▶ [THE EXERCISE]
Wherever the word "name" shows up in a line, please copy that line.

▶ [Data entries]
——

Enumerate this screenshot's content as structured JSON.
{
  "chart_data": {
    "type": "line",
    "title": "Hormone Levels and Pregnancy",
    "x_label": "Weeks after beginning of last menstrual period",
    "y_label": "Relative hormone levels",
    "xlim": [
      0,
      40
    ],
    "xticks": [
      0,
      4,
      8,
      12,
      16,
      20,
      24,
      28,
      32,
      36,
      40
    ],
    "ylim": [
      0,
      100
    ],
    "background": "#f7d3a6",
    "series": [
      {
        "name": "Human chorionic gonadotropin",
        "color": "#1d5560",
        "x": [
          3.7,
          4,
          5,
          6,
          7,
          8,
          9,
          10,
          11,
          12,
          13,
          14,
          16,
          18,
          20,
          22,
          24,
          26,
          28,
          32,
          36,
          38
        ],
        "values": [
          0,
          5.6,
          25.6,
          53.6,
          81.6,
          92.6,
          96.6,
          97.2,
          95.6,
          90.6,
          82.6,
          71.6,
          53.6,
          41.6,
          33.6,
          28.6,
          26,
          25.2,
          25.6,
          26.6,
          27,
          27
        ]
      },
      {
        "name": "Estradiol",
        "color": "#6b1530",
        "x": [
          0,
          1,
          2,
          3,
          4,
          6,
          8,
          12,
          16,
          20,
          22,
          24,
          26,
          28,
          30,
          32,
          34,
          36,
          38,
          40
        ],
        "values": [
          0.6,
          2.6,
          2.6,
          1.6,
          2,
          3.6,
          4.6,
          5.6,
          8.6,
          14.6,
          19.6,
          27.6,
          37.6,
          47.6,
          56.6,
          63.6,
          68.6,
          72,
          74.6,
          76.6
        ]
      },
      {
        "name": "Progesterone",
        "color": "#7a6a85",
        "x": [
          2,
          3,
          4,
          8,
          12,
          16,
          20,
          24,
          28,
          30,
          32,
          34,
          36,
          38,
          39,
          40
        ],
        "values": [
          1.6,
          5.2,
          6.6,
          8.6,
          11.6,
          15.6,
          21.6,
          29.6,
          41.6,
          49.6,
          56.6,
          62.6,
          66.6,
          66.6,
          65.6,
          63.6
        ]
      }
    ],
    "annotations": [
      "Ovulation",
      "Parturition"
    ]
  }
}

——

▶ [SOLUTION TO THE PROBLEM]
        "name": "Human chorionic gonadotropin",
        "name": "Estradiol",
        "name": "Progesterone",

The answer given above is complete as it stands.